▶ WHAT YOU NEED TO DO
Report how many lines in the entries below contain the string "title". Give only the number.

▶ DATA SUPPLIED
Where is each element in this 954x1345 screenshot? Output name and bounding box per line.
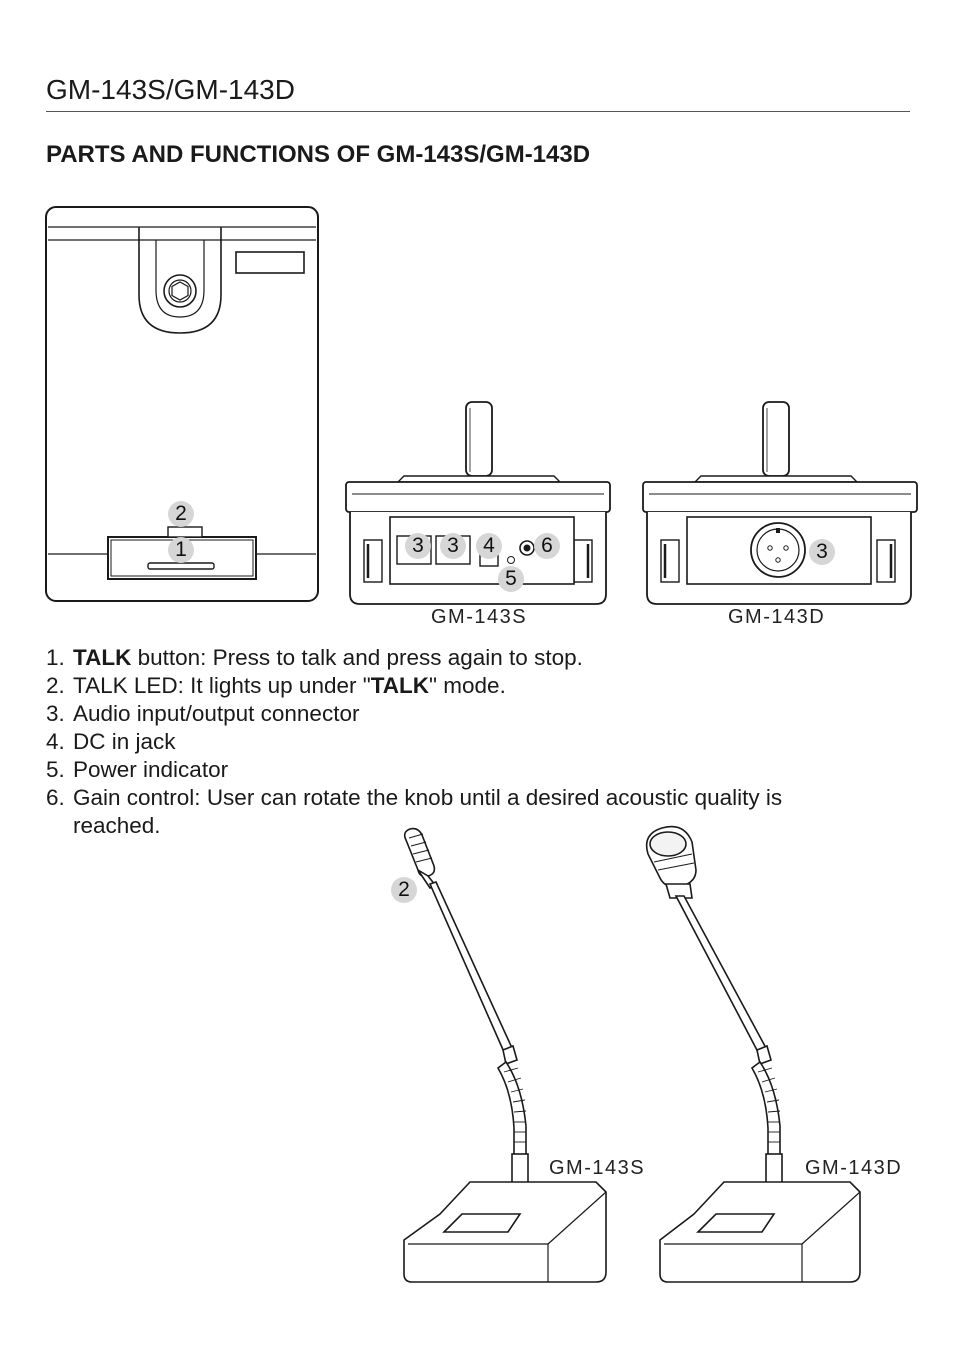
section-title: PARTS AND FUNCTIONS OF GM-143S/GM-143D — [46, 141, 591, 168]
callout-3-connector-b: 3 — [440, 533, 466, 559]
callout-3-xlr-connector: 3 — [809, 539, 835, 565]
parts-list-item: 2.TALK LED: It lights up under "TALK" mo… — [46, 673, 506, 698]
callout-2-mic-talk-led: 2 — [391, 877, 417, 903]
callout-1-talk-button: 1 — [168, 537, 194, 563]
parts-list-item: 4.DC in jack — [46, 729, 176, 754]
callout-2-talk-led: 2 — [168, 501, 194, 527]
microphone-gm143d-label: GM-143D — [805, 1157, 903, 1179]
rear-view-gm143d-label: GM-143D — [728, 606, 826, 628]
microphone-gm143s-label: GM-143S — [549, 1157, 646, 1179]
callout-3-connector-a: 3 — [405, 533, 431, 559]
microphone-gm143s-illustration — [403, 827, 607, 1283]
parts-list-item: 6.Gain control: User can rotate the knob… — [46, 785, 783, 838]
page-header-title: GM-143S/GM-143D — [46, 74, 295, 105]
callout-4-dc-jack: 4 — [476, 533, 502, 559]
header-divider — [46, 111, 910, 112]
parts-list: 1.TALK button: Press to talk and press a… — [46, 644, 906, 840]
callout-5-power-indicator: 5 — [498, 566, 524, 592]
rear-view-gm143d-illustration — [642, 401, 918, 605]
microphone-gm143d-illustration — [645, 825, 861, 1283]
parts-list-item: 1.TALK button: Press to talk and press a… — [46, 645, 583, 670]
callout-6-gain-control: 6 — [534, 533, 560, 559]
parts-list-item: 3.Audio input/output connector — [46, 701, 360, 726]
rear-view-gm143s-label: GM-143S — [431, 606, 528, 628]
parts-list-item: 5.Power indicator — [46, 757, 229, 782]
rear-view-gm143s-illustration — [345, 401, 611, 605]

▶ EXPECTED ANSWER
2